#### WRITTEN REQUEST
Copy every line of the following data that includes the string "icon".

(Stored data)
** BEGIN **

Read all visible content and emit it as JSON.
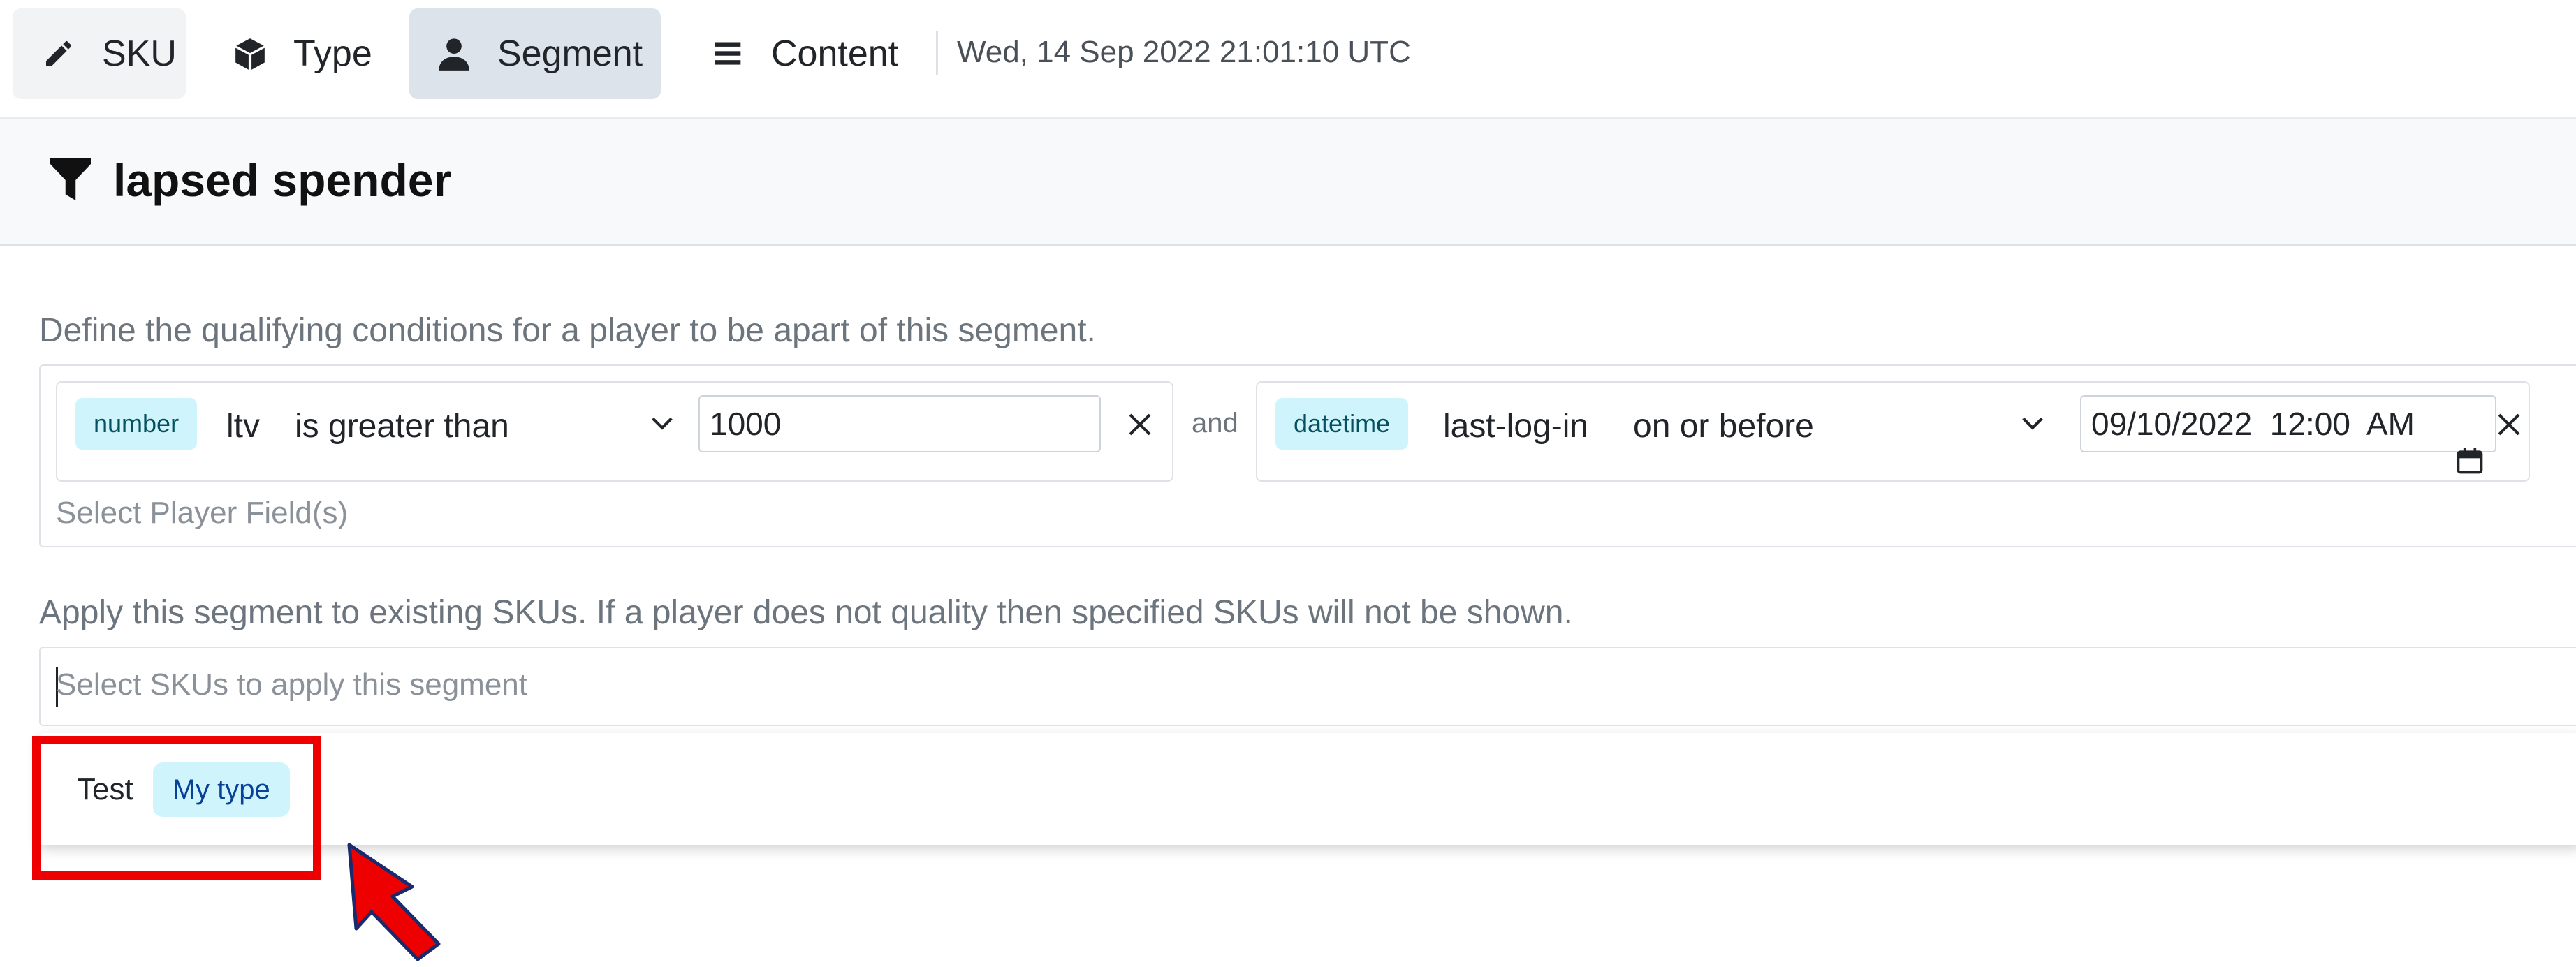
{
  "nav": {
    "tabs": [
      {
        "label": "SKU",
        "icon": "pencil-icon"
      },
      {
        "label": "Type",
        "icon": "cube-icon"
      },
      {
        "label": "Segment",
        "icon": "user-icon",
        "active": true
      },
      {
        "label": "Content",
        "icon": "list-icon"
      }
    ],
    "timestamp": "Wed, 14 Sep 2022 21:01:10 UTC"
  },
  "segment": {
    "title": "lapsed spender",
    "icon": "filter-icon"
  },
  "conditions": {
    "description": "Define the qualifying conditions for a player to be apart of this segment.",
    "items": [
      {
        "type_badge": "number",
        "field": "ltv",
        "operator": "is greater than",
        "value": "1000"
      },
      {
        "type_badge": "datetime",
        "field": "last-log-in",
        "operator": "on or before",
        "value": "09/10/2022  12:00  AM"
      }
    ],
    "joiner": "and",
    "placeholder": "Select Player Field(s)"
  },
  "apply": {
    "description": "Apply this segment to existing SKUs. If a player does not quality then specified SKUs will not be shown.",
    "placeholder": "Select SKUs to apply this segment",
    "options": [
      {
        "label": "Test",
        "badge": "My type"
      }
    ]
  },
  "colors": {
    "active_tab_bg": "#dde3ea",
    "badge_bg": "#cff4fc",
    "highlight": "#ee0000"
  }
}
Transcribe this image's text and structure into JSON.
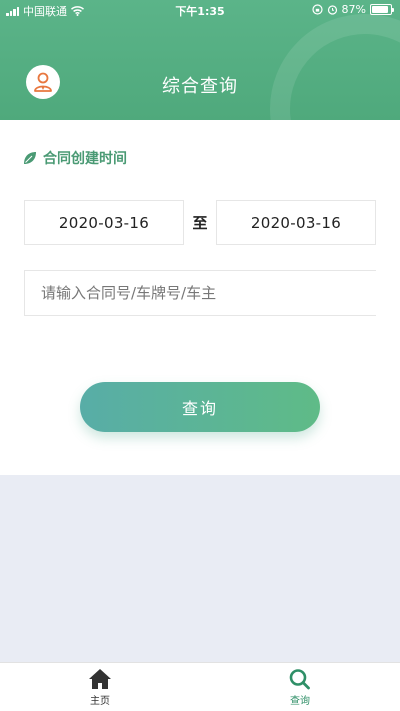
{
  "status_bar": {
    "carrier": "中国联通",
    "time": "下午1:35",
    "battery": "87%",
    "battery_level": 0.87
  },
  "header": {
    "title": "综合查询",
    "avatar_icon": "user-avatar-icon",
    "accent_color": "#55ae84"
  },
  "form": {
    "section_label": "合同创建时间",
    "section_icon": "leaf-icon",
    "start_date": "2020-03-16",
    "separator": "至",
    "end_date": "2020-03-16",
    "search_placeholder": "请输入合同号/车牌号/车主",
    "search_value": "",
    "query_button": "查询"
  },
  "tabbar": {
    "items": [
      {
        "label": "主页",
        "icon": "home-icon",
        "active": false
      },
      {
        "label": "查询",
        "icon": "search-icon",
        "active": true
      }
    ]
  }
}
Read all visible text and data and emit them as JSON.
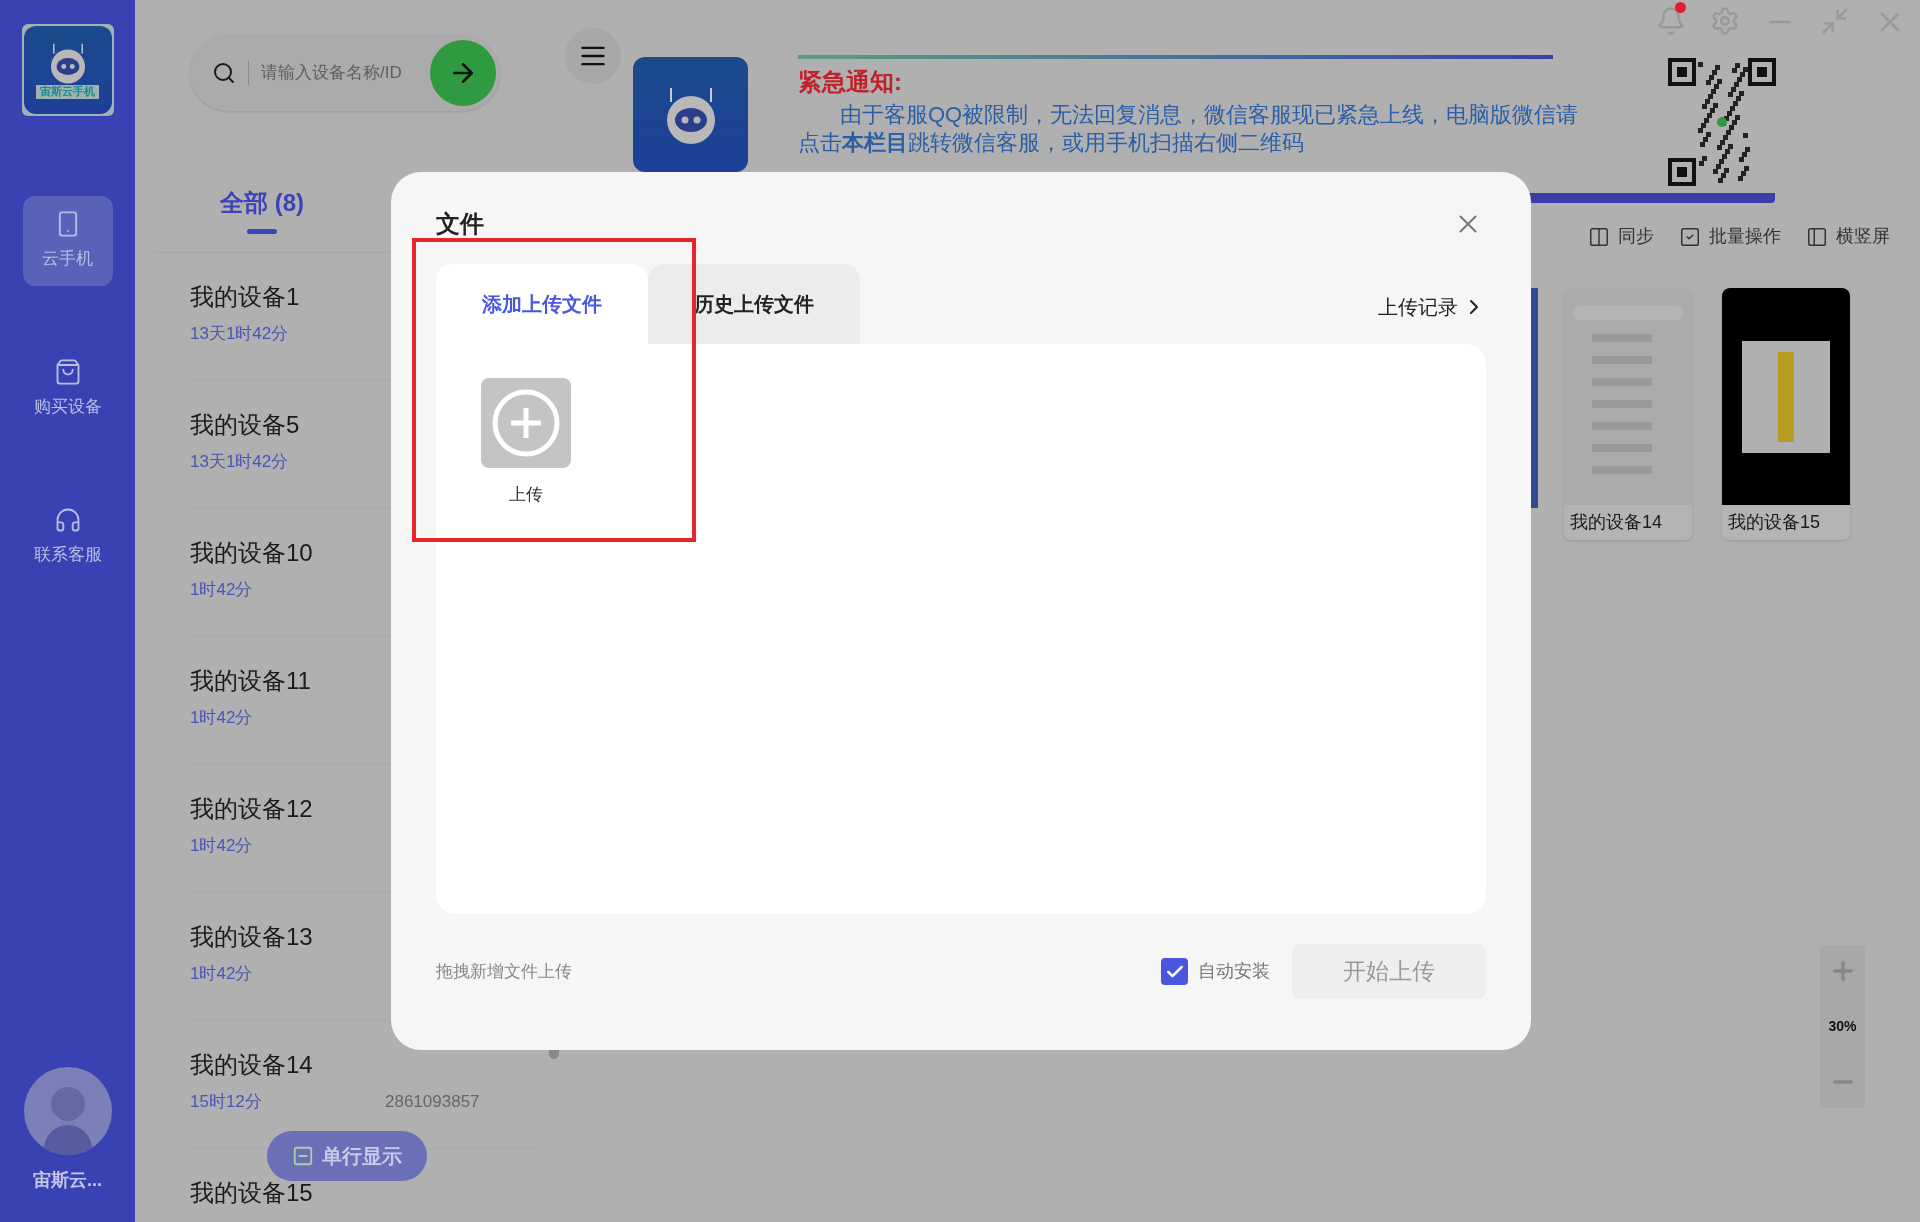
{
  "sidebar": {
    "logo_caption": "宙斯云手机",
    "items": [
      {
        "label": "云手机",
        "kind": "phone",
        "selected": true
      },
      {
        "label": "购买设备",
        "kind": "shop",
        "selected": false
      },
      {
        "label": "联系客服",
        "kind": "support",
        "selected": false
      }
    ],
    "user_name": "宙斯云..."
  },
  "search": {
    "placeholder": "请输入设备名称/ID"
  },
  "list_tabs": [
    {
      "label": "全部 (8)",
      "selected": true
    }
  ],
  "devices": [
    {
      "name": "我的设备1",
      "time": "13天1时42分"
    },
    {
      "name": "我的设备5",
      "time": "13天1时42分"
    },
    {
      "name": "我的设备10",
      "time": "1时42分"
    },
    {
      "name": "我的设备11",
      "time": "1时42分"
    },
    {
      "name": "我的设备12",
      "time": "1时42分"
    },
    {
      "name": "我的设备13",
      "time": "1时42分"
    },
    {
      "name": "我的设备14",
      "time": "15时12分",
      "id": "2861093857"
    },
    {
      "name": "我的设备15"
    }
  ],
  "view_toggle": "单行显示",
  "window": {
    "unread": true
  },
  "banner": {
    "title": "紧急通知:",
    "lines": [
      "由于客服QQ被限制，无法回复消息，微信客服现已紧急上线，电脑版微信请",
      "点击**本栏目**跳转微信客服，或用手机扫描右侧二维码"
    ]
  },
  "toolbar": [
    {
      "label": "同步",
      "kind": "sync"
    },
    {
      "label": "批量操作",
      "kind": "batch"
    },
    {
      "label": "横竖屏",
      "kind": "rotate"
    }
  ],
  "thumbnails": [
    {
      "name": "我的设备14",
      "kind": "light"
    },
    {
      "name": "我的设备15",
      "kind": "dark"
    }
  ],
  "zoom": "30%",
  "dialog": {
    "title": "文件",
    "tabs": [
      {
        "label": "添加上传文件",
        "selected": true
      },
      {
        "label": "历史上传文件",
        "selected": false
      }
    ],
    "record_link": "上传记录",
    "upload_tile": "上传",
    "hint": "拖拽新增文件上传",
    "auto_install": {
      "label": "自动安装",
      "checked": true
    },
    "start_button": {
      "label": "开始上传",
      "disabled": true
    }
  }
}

** END **

#### FINISHED TASK
        "icon": "pencil-icon"
        "icon": "cube-icon"
        "icon": "user-icon",
        "icon": "list-icon"
    "icon": "filter-icon"
    "avatar_icon": "user-avatar-icon",
    "section_icon": "leaf-icon",
        "icon": "home-icon",
        "icon": "search-icon",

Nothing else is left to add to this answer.